Start of Data supplied

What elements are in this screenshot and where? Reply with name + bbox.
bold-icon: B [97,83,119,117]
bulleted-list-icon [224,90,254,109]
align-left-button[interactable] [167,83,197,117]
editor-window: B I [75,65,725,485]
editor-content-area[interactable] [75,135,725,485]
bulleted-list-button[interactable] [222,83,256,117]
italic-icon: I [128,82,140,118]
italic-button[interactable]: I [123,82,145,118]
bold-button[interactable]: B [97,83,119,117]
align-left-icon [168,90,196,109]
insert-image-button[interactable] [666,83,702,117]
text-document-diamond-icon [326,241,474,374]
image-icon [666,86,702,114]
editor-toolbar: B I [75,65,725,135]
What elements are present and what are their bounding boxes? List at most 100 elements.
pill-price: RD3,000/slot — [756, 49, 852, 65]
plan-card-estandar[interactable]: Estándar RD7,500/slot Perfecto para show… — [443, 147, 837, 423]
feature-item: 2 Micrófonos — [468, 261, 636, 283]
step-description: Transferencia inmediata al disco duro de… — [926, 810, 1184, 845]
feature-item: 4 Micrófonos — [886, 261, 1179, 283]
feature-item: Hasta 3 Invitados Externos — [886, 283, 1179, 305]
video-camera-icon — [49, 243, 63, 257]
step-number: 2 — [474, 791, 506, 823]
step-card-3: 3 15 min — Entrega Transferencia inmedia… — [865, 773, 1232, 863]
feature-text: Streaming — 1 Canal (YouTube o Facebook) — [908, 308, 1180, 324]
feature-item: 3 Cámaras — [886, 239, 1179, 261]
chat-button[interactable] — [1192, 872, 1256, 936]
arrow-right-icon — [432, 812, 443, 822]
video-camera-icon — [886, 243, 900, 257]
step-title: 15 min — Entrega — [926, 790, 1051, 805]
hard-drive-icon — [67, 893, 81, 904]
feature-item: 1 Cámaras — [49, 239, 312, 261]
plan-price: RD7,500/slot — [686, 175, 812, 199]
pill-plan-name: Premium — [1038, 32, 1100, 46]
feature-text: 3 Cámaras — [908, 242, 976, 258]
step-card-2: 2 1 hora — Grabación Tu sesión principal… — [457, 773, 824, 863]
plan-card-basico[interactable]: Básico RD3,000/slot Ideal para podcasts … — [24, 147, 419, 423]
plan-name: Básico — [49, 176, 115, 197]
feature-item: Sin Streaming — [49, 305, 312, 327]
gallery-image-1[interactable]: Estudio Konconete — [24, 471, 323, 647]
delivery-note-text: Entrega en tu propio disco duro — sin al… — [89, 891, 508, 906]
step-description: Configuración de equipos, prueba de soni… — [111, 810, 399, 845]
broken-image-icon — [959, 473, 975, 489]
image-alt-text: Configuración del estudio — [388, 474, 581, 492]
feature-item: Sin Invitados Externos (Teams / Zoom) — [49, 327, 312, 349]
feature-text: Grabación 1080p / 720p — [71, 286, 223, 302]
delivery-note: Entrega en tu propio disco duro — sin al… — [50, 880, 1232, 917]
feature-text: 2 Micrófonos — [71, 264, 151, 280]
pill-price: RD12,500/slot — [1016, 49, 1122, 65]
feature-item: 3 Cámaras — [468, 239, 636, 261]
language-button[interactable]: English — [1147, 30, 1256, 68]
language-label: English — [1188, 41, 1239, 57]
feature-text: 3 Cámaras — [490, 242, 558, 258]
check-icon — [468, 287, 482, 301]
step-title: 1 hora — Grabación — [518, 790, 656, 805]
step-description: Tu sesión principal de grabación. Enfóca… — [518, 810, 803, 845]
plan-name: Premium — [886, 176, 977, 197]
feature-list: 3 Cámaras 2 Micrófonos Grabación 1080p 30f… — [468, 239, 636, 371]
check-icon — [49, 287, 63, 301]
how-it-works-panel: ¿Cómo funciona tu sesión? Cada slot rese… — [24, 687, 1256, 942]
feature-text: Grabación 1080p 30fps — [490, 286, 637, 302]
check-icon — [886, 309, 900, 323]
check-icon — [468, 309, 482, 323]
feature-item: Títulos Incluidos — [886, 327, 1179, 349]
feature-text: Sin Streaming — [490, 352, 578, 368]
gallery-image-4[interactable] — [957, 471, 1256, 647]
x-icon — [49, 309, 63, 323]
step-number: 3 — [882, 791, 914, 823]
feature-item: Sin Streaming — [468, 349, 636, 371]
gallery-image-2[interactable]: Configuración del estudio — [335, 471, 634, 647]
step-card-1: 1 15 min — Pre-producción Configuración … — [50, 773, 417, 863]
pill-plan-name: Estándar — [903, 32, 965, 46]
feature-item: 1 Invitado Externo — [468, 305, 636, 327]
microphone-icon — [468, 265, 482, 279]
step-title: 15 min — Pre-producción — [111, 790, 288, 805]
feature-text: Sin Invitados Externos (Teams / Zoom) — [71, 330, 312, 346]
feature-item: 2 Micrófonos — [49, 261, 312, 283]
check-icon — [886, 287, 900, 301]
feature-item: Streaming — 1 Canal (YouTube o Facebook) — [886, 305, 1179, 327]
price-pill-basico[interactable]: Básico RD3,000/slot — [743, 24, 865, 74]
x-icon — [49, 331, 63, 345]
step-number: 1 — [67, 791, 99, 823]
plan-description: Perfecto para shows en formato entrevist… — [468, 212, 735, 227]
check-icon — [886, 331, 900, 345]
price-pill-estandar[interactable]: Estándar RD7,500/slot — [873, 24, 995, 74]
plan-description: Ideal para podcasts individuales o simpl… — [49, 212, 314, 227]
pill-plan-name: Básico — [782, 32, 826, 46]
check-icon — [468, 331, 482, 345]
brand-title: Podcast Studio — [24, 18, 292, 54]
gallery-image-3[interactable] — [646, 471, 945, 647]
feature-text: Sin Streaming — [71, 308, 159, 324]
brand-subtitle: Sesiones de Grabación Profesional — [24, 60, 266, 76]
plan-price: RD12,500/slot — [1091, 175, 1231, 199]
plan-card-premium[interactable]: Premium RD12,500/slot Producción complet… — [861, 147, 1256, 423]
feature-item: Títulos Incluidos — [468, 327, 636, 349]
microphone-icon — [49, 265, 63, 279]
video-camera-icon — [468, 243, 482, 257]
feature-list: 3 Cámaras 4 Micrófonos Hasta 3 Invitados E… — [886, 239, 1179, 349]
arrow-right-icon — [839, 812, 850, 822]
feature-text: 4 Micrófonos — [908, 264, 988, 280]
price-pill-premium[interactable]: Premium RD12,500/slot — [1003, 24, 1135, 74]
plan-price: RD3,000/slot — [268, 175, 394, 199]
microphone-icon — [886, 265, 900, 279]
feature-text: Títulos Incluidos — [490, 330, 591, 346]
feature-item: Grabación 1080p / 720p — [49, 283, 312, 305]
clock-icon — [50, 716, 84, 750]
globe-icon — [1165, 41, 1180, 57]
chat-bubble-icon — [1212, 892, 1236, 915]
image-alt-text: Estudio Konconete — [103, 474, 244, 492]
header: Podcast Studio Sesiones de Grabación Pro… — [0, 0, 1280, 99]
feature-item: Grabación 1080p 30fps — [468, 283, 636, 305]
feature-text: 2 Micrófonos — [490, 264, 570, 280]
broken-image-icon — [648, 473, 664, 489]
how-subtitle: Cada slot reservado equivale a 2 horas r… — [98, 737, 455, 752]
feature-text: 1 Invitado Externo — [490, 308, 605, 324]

End of Data supplied

▶ [Work to be completed] Can you return all of the entries above word for word, keeping every line unchanged?

▶ [Task output]
What elements are in this screenshot and where? Reply with name + bbox.
bold-icon: B [97,83,119,117]
bulleted-list-icon [224,90,254,109]
align-left-button[interactable] [167,83,197,117]
editor-window: B I [75,65,725,485]
editor-content-area[interactable] [75,135,725,485]
bulleted-list-button[interactable] [222,83,256,117]
italic-icon: I [128,82,140,118]
italic-button[interactable]: I [123,82,145,118]
bold-button[interactable]: B [97,83,119,117]
align-left-icon [168,90,196,109]
insert-image-button[interactable] [666,83,702,117]
text-document-diamond-icon [326,241,474,374]
image-icon [666,86,702,114]
editor-toolbar: B I [75,65,725,135]
What elements are present and what are their bounding boxes? List at most 100 elements.
pill-price: RD3,000/slot — [756, 49, 852, 65]
plan-card-estandar[interactable]: Estándar RD7,500/slot Perfecto para show… — [443, 147, 837, 423]
feature-item: 2 Micrófonos — [468, 261, 636, 283]
step-description: Transferencia inmediata al disco duro de… — [926, 810, 1184, 845]
feature-item: 4 Micrófonos — [886, 261, 1179, 283]
feature-item: Hasta 3 Invitados Externos — [886, 283, 1179, 305]
video-camera-icon — [49, 243, 63, 257]
step-number: 2 — [474, 791, 506, 823]
step-card-3: 3 15 min — Entrega Transferencia inmedia… — [865, 773, 1232, 863]
feature-text: Streaming — 1 Canal (YouTube o Facebook) — [908, 308, 1180, 324]
feature-item: 3 Cámaras — [886, 239, 1179, 261]
chat-button[interactable] — [1192, 872, 1256, 936]
arrow-right-icon — [432, 812, 443, 822]
video-camera-icon — [886, 243, 900, 257]
step-title: 15 min — Entrega — [926, 790, 1051, 805]
hard-drive-icon — [67, 893, 81, 904]
feature-item: 1 Cámaras — [49, 239, 312, 261]
plan-price: RD7,500/slot — [686, 175, 812, 199]
pill-plan-name: Premium — [1038, 32, 1100, 46]
feature-text: 3 Cámaras — [908, 242, 976, 258]
step-card-2: 2 1 hora — Grabación Tu sesión principal… — [457, 773, 824, 863]
plan-card-basico[interactable]: Básico RD3,000/slot Ideal para podcasts … — [24, 147, 419, 423]
plan-name: Básico — [49, 176, 115, 197]
feature-item: Sin Streaming — [49, 305, 312, 327]
gallery-image-1[interactable]: Estudio Konconete — [24, 471, 323, 647]
delivery-note-text: Entrega en tu propio disco duro — sin al… — [89, 891, 508, 906]
step-description: Configuración de equipos, prueba de soni… — [111, 810, 399, 845]
broken-image-icon — [959, 473, 975, 489]
image-alt-text: Configuración del estudio — [388, 474, 581, 492]
feature-item: Sin Invitados Externos (Teams / Zoom) — [49, 327, 312, 349]
feature-text: Grabación 1080p / 720p — [71, 286, 223, 302]
delivery-note: Entrega en tu propio disco duro — sin al… — [50, 880, 1232, 917]
feature-text: 2 Micrófonos — [71, 264, 151, 280]
pill-price: RD12,500/slot — [1016, 49, 1122, 65]
feature-item: 3 Cámaras — [468, 239, 636, 261]
language-button[interactable]: English — [1147, 30, 1256, 68]
language-label: English — [1188, 41, 1239, 57]
feature-text: 3 Cámaras — [490, 242, 558, 258]
check-icon — [468, 287, 482, 301]
step-title: 1 hora — Grabación — [518, 790, 656, 805]
step-description: Tu sesión principal de grabación. Enfóca… — [518, 810, 803, 845]
plan-name: Premium — [886, 176, 977, 197]
feature-list: 3 Cámaras 2 Micrófonos Grabación 1080p 30f… — [468, 239, 636, 371]
check-icon — [49, 287, 63, 301]
how-it-works-panel: ¿Cómo funciona tu sesión? Cada slot rese… — [24, 687, 1256, 942]
feature-text: Grabación 1080p 30fps — [490, 286, 637, 302]
check-icon — [886, 309, 900, 323]
check-icon — [468, 309, 482, 323]
feature-item: Títulos Incluidos — [886, 327, 1179, 349]
feature-text: Sin Streaming — [490, 352, 578, 368]
gallery-image-4[interactable] — [957, 471, 1256, 647]
x-icon — [49, 309, 63, 323]
step-number: 3 — [882, 791, 914, 823]
feature-item: Sin Streaming — [468, 349, 636, 371]
gallery-image-2[interactable]: Configuración del estudio — [335, 471, 634, 647]
step-card-1: 1 15 min — Pre-producción Configuración … — [50, 773, 417, 863]
pill-plan-name: Estándar — [903, 32, 965, 46]
feature-item: 1 Invitado Externo — [468, 305, 636, 327]
microphone-icon — [468, 265, 482, 279]
step-title: 15 min — Pre-producción — [111, 790, 288, 805]
feature-text: Sin Invitados Externos (Teams / Zoom) — [71, 330, 312, 346]
feature-item: 2 Micrófonos — [49, 261, 312, 283]
check-icon — [886, 287, 900, 301]
feature-item: Streaming — 1 Canal (YouTube o Facebook) — [886, 305, 1179, 327]
price-pill-basico[interactable]: Básico RD3,000/slot — [743, 24, 865, 74]
x-icon — [49, 331, 63, 345]
step-number: 1 — [67, 791, 99, 823]
plan-description: Perfecto para shows en formato entrevist… — [468, 212, 735, 227]
check-icon — [886, 331, 900, 345]
price-pill-estandar[interactable]: Estándar RD7,500/slot — [873, 24, 995, 74]
plan-description: Ideal para podcasts individuales o simpl… — [49, 212, 314, 227]
pill-plan-name: Básico — [782, 32, 826, 46]
check-icon — [468, 331, 482, 345]
brand-title: Podcast Studio — [24, 18, 292, 54]
gallery-image-3[interactable] — [646, 471, 945, 647]
feature-text: Sin Streaming — [71, 308, 159, 324]
brand-subtitle: Sesiones de Grabación Profesional — [24, 60, 266, 76]
plan-price: RD12,500/slot — [1091, 175, 1231, 199]
plan-card-premium[interactable]: Premium RD12,500/slot Producción complet… — [861, 147, 1256, 423]
feature-item: Títulos Incluidos — [468, 327, 636, 349]
microphone-icon — [49, 265, 63, 279]
video-camera-icon — [468, 243, 482, 257]
feature-list: 3 Cámaras 4 Micrófonos Hasta 3 Invitados E… — [886, 239, 1179, 349]
arrow-right-icon — [839, 812, 850, 822]
feature-text: 4 Micrófonos — [908, 264, 988, 280]
price-pill-premium[interactable]: Premium RD12,500/slot — [1003, 24, 1135, 74]
plan-price: RD3,000/slot — [268, 175, 394, 199]
microphone-icon — [886, 265, 900, 279]
feature-text: Títulos Incluidos — [490, 330, 591, 346]
feature-item: Grabación 1080p / 720p — [49, 283, 312, 305]
clock-icon — [50, 716, 84, 750]
globe-icon — [1165, 41, 1180, 57]
chat-bubble-icon — [1212, 892, 1236, 915]
image-alt-text: Estudio Konconete — [103, 474, 244, 492]
header: Podcast Studio Sesiones de Grabación Pro… — [0, 0, 1280, 99]
feature-item: Grabación 1080p 30fps — [468, 283, 636, 305]
feature-text: 2 Micrófonos — [490, 264, 570, 280]
broken-image-icon — [648, 473, 664, 489]
how-subtitle: Cada slot reservado equivale a 2 horas r… — [98, 737, 455, 752]
feature-text: 1 Invitado Externo — [490, 308, 605, 324]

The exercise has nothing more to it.